* **What you will do**: A faithful transcription of all the data is required.

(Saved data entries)
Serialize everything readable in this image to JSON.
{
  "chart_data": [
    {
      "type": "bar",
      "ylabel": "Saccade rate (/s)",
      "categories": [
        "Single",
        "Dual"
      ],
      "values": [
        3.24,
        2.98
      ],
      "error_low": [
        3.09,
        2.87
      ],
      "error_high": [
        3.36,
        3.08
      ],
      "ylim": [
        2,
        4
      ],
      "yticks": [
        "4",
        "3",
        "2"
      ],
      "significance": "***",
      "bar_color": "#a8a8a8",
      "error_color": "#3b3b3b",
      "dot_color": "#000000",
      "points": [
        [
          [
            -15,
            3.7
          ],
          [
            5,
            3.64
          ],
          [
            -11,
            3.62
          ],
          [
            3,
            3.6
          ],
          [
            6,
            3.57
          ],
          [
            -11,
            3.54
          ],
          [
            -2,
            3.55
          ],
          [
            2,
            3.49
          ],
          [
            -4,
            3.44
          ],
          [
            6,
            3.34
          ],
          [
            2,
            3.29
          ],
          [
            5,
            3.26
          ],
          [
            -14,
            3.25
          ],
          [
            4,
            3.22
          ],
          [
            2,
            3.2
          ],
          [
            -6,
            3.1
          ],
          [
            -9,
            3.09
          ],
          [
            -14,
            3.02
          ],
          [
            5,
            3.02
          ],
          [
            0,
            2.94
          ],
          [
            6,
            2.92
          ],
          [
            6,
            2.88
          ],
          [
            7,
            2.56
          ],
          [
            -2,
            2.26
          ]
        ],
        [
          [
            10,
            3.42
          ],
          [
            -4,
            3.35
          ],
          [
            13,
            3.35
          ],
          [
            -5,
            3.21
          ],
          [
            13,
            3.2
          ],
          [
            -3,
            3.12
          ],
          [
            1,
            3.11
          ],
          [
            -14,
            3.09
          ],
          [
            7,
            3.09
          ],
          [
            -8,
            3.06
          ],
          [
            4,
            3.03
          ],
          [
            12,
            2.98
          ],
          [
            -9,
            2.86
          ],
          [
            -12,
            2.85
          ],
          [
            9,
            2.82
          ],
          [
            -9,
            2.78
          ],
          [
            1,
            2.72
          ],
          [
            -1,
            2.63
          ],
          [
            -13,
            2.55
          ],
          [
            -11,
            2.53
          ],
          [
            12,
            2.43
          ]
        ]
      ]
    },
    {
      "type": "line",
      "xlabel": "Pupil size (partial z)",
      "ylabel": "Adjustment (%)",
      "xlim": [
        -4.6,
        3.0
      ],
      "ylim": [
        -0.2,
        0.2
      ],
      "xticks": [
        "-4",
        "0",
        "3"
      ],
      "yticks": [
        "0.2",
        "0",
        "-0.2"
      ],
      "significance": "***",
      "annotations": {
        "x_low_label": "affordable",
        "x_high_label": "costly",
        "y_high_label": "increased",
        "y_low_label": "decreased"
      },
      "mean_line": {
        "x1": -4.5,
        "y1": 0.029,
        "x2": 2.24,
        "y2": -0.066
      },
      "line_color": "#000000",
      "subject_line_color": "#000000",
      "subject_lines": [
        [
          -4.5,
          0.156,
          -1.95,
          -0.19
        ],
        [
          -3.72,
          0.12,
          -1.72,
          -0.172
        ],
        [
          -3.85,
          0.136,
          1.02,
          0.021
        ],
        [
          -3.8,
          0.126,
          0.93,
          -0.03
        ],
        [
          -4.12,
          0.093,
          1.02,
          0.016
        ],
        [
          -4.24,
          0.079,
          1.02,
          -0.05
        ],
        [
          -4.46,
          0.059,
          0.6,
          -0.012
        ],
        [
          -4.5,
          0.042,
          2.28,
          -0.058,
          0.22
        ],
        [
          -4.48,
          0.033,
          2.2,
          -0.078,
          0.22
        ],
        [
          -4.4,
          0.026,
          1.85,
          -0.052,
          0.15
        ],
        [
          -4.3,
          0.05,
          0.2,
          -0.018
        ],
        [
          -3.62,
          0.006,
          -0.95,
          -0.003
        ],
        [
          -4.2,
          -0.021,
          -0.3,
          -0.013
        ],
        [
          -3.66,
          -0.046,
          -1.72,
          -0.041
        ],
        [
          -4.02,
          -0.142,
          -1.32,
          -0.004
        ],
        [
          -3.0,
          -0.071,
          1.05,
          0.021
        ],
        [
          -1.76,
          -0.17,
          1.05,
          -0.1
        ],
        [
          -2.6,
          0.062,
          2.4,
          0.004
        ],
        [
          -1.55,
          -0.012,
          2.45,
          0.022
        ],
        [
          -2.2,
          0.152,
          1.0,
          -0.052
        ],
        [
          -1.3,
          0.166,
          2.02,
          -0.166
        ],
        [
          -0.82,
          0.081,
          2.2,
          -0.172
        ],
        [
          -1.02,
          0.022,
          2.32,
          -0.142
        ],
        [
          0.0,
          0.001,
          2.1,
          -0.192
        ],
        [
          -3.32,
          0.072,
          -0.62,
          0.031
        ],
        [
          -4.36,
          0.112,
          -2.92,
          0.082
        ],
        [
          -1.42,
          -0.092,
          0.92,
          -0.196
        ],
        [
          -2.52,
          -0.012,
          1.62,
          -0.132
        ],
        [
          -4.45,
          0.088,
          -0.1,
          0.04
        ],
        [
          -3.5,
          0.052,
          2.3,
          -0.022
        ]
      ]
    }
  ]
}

* **Correct answer**:
Serialize everything readable in this image to JSON.
{
  "chart_data": [
    {
      "type": "bar",
      "ylabel": "Saccade rate (/s)",
      "categories": [
        "Single",
        "Dual"
      ],
      "values": [
        3.24,
        2.98
      ],
      "error_low": [
        3.09,
        2.87
      ],
      "error_high": [
        3.36,
        3.08
      ],
      "ylim": [
        2,
        4
      ],
      "yticks": [
        "4",
        "3",
        "2"
      ],
      "significance": "***",
      "bar_color": "#a8a8a8",
      "error_color": "#3b3b3b",
      "dot_color": "#000000",
      "points": [
        [
          [
            -15,
            3.7
          ],
          [
            5,
            3.64
          ],
          [
            -11,
            3.62
          ],
          [
            3,
            3.6
          ],
          [
            6,
            3.57
          ],
          [
            -11,
            3.54
          ],
          [
            -2,
            3.55
          ],
          [
            2,
            3.49
          ],
          [
            -4,
            3.44
          ],
          [
            6,
            3.34
          ],
          [
            2,
            3.29
          ],
          [
            5,
            3.26
          ],
          [
            -14,
            3.25
          ],
          [
            4,
            3.22
          ],
          [
            2,
            3.2
          ],
          [
            -6,
            3.1
          ],
          [
            -9,
            3.09
          ],
          [
            -14,
            3.02
          ],
          [
            5,
            3.02
          ],
          [
            0,
            2.94
          ],
          [
            6,
            2.92
          ],
          [
            6,
            2.88
          ],
          [
            7,
            2.56
          ],
          [
            -2,
            2.26
          ]
        ],
        [
          [
            10,
            3.42
          ],
          [
            -4,
            3.35
          ],
          [
            13,
            3.35
          ],
          [
            -5,
            3.21
          ],
          [
            13,
            3.2
          ],
          [
            -3,
            3.12
          ],
          [
            1,
            3.11
          ],
          [
            -14,
            3.09
          ],
          [
            7,
            3.09
          ],
          [
            -8,
            3.06
          ],
          [
            4,
            3.03
          ],
          [
            12,
            2.98
          ],
          [
            -9,
            2.86
          ],
          [
            -12,
            2.85
          ],
          [
            9,
            2.82
          ],
          [
            -9,
            2.78
          ],
          [
            1,
            2.72
          ],
          [
            -1,
            2.63
          ],
          [
            -13,
            2.55
          ],
          [
            -11,
            2.53
          ],
          [
            12,
            2.43
          ]
        ]
      ]
    },
    {
      "type": "line",
      "xlabel": "Pupil size (partial z)",
      "ylabel": "Adjustment (%)",
      "xlim": [
        -4.6,
        3.0
      ],
      "ylim": [
        -0.2,
        0.2
      ],
      "xticks": [
        "-4",
        "0",
        "3"
      ],
      "yticks": [
        "0.2",
        "0",
        "-0.2"
      ],
      "significance": "***",
      "annotations": {
        "x_low_label": "affordable",
        "x_high_label": "costly",
        "y_high_label": "increased",
        "y_low_label": "decreased"
      },
      "mean_line": {
        "x1": -4.5,
        "y1": 0.029,
        "x2": 2.24,
        "y2": -0.066
      },
      "line_color": "#000000",
      "subject_line_color": "#000000",
      "subject_lines": [
        [
          -4.5,
          0.156,
          -1.95,
          -0.19
        ],
        [
          -3.72,
          0.12,
          -1.72,
          -0.172
        ],
        [
          -3.85,
          0.136,
          1.02,
          0.021
        ],
        [
          -3.8,
          0.126,
          0.93,
          -0.03
        ],
        [
          -4.12,
          0.093,
          1.02,
          0.016
        ],
        [
          -4.24,
          0.079,
          1.02,
          -0.05
        ],
        [
          -4.46,
          0.059,
          0.6,
          -0.012
        ],
        [
          -4.5,
          0.042,
          2.28,
          -0.058,
          0.22
        ],
        [
          -4.48,
          0.033,
          2.2,
          -0.078,
          0.22
        ],
        [
          -4.4,
          0.026,
          1.85,
          -0.052,
          0.15
        ],
        [
          -4.3,
          0.05,
          0.2,
          -0.018
        ],
        [
          -3.62,
          0.006,
          -0.95,
          -0.003
        ],
        [
          -4.2,
          -0.021,
          -0.3,
          -0.013
        ],
        [
          -3.66,
          -0.046,
          -1.72,
          -0.041
        ],
        [
          -4.02,
          -0.142,
          -1.32,
          -0.004
        ],
        [
          -3.0,
          -0.071,
          1.05,
          0.021
        ],
        [
          -1.76,
          -0.17,
          1.05,
          -0.1
        ],
        [
          -2.6,
          0.062,
          2.4,
          0.004
        ],
        [
          -1.55,
          -0.012,
          2.45,
          0.022
        ],
        [
          -2.2,
          0.152,
          1.0,
          -0.052
        ],
        [
          -1.3,
          0.166,
          2.02,
          -0.166
        ],
        [
          -0.82,
          0.081,
          2.2,
          -0.172
        ],
        [
          -1.02,
          0.022,
          2.32,
          -0.142
        ],
        [
          0.0,
          0.001,
          2.1,
          -0.192
        ],
        [
          -3.32,
          0.072,
          -0.62,
          0.031
        ],
        [
          -4.36,
          0.112,
          -2.92,
          0.082
        ],
        [
          -1.42,
          -0.092,
          0.92,
          -0.196
        ],
        [
          -2.52,
          -0.012,
          1.62,
          -0.132
        ],
        [
          -4.45,
          0.088,
          -0.1,
          0.04
        ],
        [
          -3.5,
          0.052,
          2.3,
          -0.022
        ]
      ]
    }
  ]
}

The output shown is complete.